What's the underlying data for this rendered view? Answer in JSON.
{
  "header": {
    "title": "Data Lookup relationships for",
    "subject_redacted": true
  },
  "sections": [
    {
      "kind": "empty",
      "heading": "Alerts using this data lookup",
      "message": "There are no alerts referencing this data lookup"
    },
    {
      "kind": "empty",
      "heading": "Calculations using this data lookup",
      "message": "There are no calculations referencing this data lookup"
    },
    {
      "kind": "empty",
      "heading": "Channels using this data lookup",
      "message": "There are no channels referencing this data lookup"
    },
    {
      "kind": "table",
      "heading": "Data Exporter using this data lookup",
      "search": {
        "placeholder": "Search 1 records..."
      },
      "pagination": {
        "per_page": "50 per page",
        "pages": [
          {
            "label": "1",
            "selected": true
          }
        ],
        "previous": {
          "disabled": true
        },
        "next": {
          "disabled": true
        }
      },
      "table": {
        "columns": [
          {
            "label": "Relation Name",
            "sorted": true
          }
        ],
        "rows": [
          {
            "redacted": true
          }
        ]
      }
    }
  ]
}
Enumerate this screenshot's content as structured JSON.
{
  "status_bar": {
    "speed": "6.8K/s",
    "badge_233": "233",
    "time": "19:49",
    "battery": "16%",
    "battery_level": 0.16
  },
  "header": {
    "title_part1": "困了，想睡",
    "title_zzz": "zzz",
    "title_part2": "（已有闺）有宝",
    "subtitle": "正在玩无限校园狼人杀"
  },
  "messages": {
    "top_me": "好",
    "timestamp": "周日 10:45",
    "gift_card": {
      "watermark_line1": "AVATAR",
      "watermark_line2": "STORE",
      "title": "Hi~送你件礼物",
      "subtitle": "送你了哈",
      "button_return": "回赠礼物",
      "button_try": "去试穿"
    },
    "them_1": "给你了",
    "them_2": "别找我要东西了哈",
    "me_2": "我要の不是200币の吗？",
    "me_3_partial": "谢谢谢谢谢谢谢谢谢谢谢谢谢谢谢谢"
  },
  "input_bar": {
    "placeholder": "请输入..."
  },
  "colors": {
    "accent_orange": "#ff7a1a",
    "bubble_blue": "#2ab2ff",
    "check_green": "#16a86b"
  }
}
*-*-*
## Requirement
Filter the listing above by the word "using"; copy each line that passes.

## Final result
      "heading": "Alerts using this data lookup",
      "heading": "Calculations using this data lookup",
      "heading": "Channels using this data lookup",
      "heading": "Data Exporter using this data lookup",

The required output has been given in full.